** Begin RECORDS FOR THE EXERCISE **
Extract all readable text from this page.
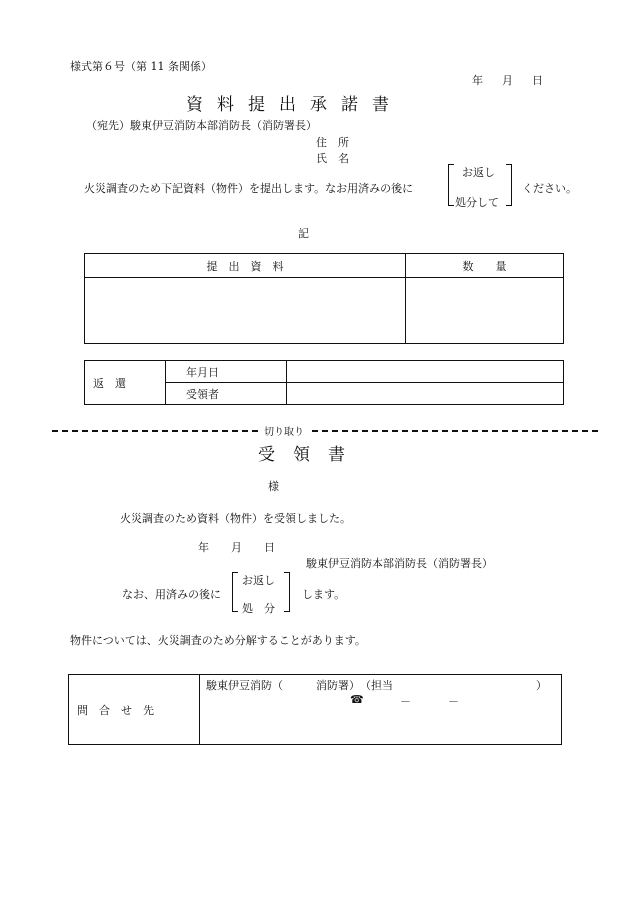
様式第６号（第 11 条関係）
年　月　日
資料提出承諾書
（宛先）駿東伊豆消防本部消防長（消防署長）
住　所
氏　名
火災調査のため下記資料（物件）を提出します。なお用済みの後に
お返し
処分して
ください。
記
提　出　資　料	数　　量

返　還	年月日	
	受領者	
切り取り
受領書
様
火災調査のため資料（物件）を受領しました。
年　　月　　日
駿東伊豆消防本部消防長（消防署長）
なお、用済みの後に
お返し
処　分
します。
物件については、火災調査のため分解することがあります。
問　合　せ　先	
駿東伊豆消防（　　　消防署）　（担当　　　　　　　　　　　　　）
☎	－	－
** End RECORDS FOR THE EXERCISE **
**WHAT THE TASK REQUIRES**
Repeat all of the data above word for word, minus the pictures.

**FINISHED ANSWER**
Extract all readable text from this page.
様式第６号（第 11 条関係）
年　月　日
資料提出承諾書
（宛先）駿東伊豆消防本部消防長（消防署長）
住　所
氏　名
火災調査のため下記資料（物件）を提出します。なお用済みの後に
お返し
処分して
ください。
記
提　出　資　料	数　　量

返　還	年月日	
	受領者	
切り取り
受領書
様
火災調査のため資料（物件）を受領しました。
年　　月　　日
駿東伊豆消防本部消防長（消防署長）
なお、用済みの後に
お返し
処　分
します。
物件については、火災調査のため分解することがあります。
問　合　せ　先	
駿東伊豆消防（　　　消防署）　（担当　　　　　　　　　　　　　）
☎	－	－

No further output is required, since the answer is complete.